> [TEXT SECTION]:
• • • • •
Bailiffs Clear Out Admiralty Protest Sites (Updated)

Bailiffs Clear Out Admiralty Protest Sites (Updated)

Update (11:30 am PST, Thursday): While the clearance of the Admiralty protest sites was largely carried out peacefully, several holdouts were detained, including several of Hong Kong’s most prominent democracy supporters. James Pomfret and Clare Baldwin of Reuters report:

Groups of up to four police arrested holdout protesters one by one, hours after workers used wire cutters to remove barricades and dismantle bamboo scaffolding.

Martin Lee, one of the founders of the main opposition Democratic Party, student leader Nathan Law, media mogul Jimmy Lai and legislators were among those arrested.

Lai said 75 days of protests would never have been enough to see the demands met.

“We are not so naive,” he told CNN before he was arrested. “We know there will be many battles before we win the war.” [Source]

For more on the clearance, please see the South China Morning Post’s liveblog from Thursday.
• • • • •
> [YOUR TASKS]:
a) In the update on the Admiralty protest clearance, why does Jimmy Lai say 75 days of protests could never have been enough to get the demands met? Answer in one to three sentences.
b) Answer these from the update on the Admiralty protest clearance:
(i) What did workers use to remove the barricades?
(ii) At most, how many police were in each group that arrested the holdout protesters?
(iii) Whose liveblog does the update point to for more on the clearance?

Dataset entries
• • • • •
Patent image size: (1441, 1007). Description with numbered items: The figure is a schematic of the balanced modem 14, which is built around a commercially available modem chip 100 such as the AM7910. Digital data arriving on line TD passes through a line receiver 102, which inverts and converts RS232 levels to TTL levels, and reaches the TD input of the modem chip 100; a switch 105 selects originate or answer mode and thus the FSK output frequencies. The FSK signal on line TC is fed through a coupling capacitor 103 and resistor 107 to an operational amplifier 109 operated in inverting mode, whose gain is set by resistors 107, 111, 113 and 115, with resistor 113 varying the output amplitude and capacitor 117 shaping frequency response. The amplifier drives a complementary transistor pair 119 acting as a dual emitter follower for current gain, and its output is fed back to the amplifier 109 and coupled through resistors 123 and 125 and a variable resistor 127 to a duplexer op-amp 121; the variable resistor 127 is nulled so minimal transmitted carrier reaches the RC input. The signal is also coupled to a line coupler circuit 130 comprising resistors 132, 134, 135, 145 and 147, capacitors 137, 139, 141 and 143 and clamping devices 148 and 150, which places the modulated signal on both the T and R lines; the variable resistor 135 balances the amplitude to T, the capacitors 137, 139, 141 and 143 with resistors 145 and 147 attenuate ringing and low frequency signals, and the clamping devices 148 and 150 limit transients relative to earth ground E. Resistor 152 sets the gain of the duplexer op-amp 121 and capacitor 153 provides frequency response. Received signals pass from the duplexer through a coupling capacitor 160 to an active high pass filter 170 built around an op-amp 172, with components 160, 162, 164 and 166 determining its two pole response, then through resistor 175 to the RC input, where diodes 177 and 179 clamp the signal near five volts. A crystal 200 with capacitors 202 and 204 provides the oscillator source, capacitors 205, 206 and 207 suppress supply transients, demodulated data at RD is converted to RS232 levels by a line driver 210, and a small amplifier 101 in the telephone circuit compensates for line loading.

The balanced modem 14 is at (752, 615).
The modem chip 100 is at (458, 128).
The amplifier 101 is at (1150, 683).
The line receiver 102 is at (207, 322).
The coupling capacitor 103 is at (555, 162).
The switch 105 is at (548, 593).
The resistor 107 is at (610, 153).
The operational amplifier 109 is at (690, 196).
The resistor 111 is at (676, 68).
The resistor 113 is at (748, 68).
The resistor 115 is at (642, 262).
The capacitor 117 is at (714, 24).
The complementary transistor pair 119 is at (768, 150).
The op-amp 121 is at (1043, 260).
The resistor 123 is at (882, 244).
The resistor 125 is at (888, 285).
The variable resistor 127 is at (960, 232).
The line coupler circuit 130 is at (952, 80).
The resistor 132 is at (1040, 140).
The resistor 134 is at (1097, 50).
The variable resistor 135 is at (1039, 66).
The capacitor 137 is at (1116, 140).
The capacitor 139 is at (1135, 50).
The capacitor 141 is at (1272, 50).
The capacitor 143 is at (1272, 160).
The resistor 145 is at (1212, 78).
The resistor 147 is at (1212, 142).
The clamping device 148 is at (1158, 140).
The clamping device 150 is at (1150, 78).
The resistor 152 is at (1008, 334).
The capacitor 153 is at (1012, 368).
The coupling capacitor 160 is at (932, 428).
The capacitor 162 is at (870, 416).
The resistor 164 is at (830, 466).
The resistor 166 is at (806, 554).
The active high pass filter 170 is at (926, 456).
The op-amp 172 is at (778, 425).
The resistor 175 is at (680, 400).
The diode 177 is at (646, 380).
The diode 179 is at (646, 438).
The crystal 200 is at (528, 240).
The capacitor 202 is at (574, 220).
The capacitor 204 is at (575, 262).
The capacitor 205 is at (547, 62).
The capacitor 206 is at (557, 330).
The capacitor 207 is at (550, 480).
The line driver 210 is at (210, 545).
• • • • •
> [SOLVED TASKS]:
a) Before his arrest, Lai told CNN that the protesters were "not so naive." He said they knew there would be "many battles before we win the war."

b)
(i) Wire cutters.
(ii) Four.
(iii) The South China Morning Post's.